Repeat every record below exactly, omitting any pictures.

→ **MATERIAL TO PROCESS**:
================================

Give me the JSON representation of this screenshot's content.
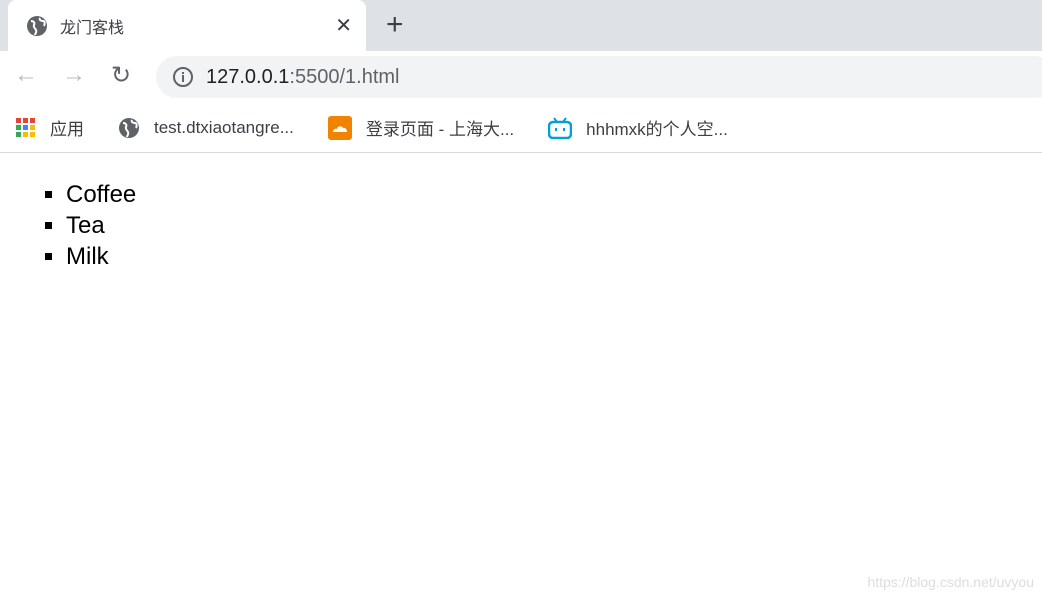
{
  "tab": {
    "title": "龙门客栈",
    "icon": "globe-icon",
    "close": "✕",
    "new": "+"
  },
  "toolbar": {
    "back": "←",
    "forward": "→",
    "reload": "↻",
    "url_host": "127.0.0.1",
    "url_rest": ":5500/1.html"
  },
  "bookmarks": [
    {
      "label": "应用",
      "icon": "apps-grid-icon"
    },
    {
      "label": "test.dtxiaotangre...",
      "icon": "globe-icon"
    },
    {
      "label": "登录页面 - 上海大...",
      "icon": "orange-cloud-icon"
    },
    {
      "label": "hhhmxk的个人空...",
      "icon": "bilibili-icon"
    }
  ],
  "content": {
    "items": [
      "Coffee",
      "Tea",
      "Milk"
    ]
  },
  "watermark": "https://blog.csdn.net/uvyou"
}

================================

→ **EXPECTED ANSWER**:
Give me the JSON representation of this screenshot's content.
{
  "tab": {
    "title": "龙门客栈",
    "icon": "globe-icon",
    "close": "✕",
    "new": "+"
  },
  "toolbar": {
    "back": "←",
    "forward": "→",
    "reload": "↻",
    "url_host": "127.0.0.1",
    "url_rest": ":5500/1.html"
  },
  "bookmarks": [
    {
      "label": "应用",
      "icon": "apps-grid-icon"
    },
    {
      "label": "test.dtxiaotangre...",
      "icon": "globe-icon"
    },
    {
      "label": "登录页面 - 上海大...",
      "icon": "orange-cloud-icon"
    },
    {
      "label": "hhhmxk的个人空...",
      "icon": "bilibili-icon"
    }
  ],
  "content": {
    "items": [
      "Coffee",
      "Tea",
      "Milk"
    ]
  },
  "watermark": "https://blog.csdn.net/uvyou"
}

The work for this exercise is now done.